Data listing
## begin

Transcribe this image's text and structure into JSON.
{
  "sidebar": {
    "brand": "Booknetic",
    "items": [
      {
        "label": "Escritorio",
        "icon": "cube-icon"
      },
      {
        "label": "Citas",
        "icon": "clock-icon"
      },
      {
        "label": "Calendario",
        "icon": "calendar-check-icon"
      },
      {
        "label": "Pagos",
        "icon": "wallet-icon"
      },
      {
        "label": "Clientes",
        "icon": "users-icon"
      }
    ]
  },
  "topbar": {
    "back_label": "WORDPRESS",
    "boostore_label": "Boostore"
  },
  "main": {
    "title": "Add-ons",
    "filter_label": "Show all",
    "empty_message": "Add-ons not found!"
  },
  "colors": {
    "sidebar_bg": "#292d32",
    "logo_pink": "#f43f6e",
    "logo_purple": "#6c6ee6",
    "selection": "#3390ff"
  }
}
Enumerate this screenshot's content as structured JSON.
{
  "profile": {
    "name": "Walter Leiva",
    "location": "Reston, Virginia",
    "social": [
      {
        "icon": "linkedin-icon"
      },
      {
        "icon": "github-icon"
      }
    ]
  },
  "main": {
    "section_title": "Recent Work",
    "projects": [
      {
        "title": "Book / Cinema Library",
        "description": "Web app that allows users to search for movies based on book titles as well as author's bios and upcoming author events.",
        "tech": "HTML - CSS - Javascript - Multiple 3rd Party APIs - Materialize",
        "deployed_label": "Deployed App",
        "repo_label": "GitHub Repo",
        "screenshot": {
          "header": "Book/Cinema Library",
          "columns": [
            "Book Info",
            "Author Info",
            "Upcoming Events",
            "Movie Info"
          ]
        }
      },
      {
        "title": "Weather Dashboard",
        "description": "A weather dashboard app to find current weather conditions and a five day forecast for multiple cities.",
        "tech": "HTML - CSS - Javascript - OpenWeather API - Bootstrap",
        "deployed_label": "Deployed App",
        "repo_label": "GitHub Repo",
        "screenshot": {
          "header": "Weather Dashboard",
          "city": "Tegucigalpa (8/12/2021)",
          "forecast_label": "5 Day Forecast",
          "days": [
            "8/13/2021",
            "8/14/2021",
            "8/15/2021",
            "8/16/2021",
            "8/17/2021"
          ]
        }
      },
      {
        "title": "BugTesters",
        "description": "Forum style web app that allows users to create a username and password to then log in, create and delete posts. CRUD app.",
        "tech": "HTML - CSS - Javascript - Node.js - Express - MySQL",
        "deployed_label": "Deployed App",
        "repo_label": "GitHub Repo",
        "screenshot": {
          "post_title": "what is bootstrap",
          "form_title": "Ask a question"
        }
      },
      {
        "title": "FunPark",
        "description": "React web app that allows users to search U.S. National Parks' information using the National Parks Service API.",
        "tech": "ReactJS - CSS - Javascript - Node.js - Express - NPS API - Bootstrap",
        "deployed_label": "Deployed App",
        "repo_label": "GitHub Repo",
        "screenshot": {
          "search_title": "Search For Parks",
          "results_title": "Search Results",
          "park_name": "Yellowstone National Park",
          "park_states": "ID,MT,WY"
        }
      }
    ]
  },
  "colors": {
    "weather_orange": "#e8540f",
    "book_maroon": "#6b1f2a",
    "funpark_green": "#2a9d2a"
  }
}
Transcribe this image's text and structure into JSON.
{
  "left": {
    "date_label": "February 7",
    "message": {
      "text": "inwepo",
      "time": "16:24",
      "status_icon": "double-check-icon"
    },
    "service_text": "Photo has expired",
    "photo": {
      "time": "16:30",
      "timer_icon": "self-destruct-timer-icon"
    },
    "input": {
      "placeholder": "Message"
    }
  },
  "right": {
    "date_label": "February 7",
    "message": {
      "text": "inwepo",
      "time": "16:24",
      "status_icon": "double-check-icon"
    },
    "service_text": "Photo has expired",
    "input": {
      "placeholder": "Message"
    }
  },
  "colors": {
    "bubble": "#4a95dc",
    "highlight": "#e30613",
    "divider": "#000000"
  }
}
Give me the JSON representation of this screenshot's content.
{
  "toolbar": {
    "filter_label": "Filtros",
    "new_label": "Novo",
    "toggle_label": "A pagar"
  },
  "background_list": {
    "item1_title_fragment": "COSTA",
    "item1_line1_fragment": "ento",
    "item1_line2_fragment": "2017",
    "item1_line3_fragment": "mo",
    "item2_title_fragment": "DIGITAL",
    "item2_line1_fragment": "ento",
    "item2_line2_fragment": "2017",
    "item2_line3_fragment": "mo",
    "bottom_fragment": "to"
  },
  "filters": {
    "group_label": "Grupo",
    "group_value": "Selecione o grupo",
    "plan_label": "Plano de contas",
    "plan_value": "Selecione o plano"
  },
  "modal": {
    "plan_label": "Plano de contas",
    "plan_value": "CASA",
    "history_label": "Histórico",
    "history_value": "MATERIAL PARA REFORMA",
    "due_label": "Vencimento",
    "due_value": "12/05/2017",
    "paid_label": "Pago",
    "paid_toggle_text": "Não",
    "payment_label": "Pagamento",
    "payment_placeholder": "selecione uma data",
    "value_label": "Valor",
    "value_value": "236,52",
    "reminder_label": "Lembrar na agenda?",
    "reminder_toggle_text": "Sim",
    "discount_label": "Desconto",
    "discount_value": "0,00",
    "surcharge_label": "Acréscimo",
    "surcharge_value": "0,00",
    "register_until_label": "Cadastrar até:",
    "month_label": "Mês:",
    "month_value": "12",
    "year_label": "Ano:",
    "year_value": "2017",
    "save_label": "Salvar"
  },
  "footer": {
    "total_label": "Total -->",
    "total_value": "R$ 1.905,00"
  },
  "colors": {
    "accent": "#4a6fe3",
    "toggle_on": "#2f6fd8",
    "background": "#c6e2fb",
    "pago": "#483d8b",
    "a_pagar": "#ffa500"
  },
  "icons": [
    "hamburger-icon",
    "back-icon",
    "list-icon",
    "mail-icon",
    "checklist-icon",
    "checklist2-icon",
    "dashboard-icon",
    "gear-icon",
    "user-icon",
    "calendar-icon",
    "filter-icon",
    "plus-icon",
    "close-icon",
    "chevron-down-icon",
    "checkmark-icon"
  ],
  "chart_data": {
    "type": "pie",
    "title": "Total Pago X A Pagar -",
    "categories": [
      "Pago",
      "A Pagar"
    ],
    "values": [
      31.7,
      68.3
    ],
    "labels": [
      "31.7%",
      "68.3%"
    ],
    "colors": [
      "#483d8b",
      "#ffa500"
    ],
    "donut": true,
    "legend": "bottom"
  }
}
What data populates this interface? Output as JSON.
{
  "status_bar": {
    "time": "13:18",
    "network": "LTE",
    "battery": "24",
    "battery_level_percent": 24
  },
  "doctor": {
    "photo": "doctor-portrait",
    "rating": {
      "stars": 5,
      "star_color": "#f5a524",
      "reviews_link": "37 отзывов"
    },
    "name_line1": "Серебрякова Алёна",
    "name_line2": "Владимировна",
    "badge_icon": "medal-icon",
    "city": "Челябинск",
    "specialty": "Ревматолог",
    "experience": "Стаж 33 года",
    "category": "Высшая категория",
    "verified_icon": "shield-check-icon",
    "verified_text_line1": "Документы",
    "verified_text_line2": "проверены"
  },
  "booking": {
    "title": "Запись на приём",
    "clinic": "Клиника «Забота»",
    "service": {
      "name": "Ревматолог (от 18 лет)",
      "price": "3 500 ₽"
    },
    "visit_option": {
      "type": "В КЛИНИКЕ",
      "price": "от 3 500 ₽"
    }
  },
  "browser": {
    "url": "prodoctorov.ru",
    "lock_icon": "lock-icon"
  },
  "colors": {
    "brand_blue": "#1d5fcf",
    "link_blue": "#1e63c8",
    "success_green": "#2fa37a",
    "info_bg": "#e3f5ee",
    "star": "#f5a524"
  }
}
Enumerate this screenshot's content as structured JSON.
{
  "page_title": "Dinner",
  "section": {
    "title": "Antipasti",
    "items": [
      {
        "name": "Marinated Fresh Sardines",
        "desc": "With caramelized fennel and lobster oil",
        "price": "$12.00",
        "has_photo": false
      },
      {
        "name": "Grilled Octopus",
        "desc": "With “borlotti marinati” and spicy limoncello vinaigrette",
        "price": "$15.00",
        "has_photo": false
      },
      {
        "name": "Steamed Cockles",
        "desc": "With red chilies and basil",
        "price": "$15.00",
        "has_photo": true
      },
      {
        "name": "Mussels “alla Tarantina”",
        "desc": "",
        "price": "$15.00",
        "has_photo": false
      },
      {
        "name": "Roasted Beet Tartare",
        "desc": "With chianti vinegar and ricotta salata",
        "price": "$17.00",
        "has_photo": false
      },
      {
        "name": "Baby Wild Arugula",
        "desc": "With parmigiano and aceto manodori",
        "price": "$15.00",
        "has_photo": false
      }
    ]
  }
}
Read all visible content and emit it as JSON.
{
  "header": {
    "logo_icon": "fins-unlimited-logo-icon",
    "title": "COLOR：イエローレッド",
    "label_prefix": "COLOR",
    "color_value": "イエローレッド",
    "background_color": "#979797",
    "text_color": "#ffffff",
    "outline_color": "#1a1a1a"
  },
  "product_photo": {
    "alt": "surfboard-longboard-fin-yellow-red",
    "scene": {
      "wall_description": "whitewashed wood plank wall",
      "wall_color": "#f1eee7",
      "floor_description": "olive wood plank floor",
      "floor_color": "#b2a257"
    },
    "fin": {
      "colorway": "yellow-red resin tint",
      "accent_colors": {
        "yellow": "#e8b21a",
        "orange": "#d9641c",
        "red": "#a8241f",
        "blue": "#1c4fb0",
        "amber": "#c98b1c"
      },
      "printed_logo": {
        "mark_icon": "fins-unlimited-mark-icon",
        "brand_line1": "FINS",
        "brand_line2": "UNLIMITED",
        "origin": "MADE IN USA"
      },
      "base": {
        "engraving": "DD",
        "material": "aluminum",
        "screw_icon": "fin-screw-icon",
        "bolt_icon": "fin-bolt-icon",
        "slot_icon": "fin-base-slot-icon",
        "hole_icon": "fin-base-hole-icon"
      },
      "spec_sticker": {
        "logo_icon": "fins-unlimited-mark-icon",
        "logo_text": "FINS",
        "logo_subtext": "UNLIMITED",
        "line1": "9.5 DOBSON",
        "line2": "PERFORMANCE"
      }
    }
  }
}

## end

→ SET TASK
Copy out every line of the material above that mentions the word "Express".

→ WORKED SOLUTION
        "tech": "HTML - CSS - Javascript - Node.js - Express - MySQL",
        "tech": "ReactJS - CSS - Javascript - Node.js - Express - NPS API - Bootstrap",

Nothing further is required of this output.